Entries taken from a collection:
■ ■ ■
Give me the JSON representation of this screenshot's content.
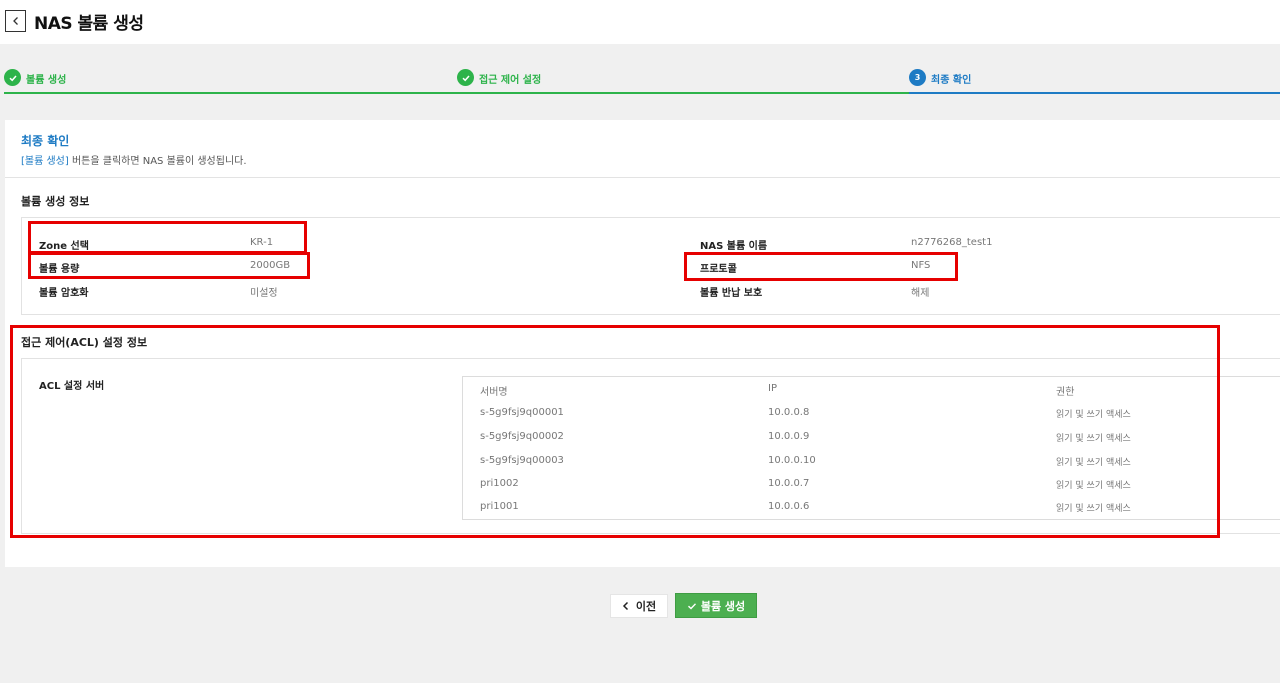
{
  "header": {
    "title": "NAS 볼륨 생성",
    "back_icon": "chevron-left-icon"
  },
  "steps": [
    {
      "label": "볼륨 생성",
      "state": "done",
      "icon": "check-icon"
    },
    {
      "label": "접근 제어 설정",
      "state": "done",
      "icon": "check-icon"
    },
    {
      "label": "최종 확인",
      "state": "active",
      "number": "3"
    }
  ],
  "summary": {
    "title": "최종 확인",
    "desc_highlight": "[볼륨 생성]",
    "desc_rest": " 버튼을 클릭하면 NAS 볼륨이 생성됩니다."
  },
  "volume_info": {
    "title": "볼륨 생성 정보",
    "fields": [
      {
        "label": "Zone 선택",
        "value": "KR-1"
      },
      {
        "label": "볼륨 용량",
        "value": "2000GB"
      },
      {
        "label": "볼륨 암호화",
        "value": "미설정"
      },
      {
        "label": "NAS 볼륨 이름",
        "value": "n2776268_test1"
      },
      {
        "label": "프로토콜",
        "value": "NFS"
      },
      {
        "label": "볼륨 반납 보호",
        "value": "해제"
      }
    ]
  },
  "acl_info": {
    "title": "접근 제어(ACL) 설정 정보",
    "label": "ACL 설정 서버",
    "columns": [
      "서버명",
      "IP",
      "권한"
    ],
    "rows": [
      [
        "s-5g9fsj9q00001",
        "10.0.0.8",
        "읽기 및 쓰기 액세스"
      ],
      [
        "s-5g9fsj9q00002",
        "10.0.0.9",
        "읽기 및 쓰기 액세스"
      ],
      [
        "s-5g9fsj9q00003",
        "10.0.0.10",
        "읽기 및 쓰기 액세스"
      ],
      [
        "pri1002",
        "10.0.0.7",
        "읽기 및 쓰기 액세스"
      ],
      [
        "pri1001",
        "10.0.0.6",
        "읽기 및 쓰기 액세스"
      ]
    ]
  },
  "buttons": {
    "prev_label": "이전",
    "create_label": "볼륨 생성"
  },
  "colors": {
    "done": "#2db34a",
    "active": "#1e7bc4",
    "highlight_box": "#e60000",
    "primary_button": "#4caf50"
  }
}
■ ■ ■
### Set exercise
Tell how many lines of the data include the word "value", and nothing else.

### Task answer
6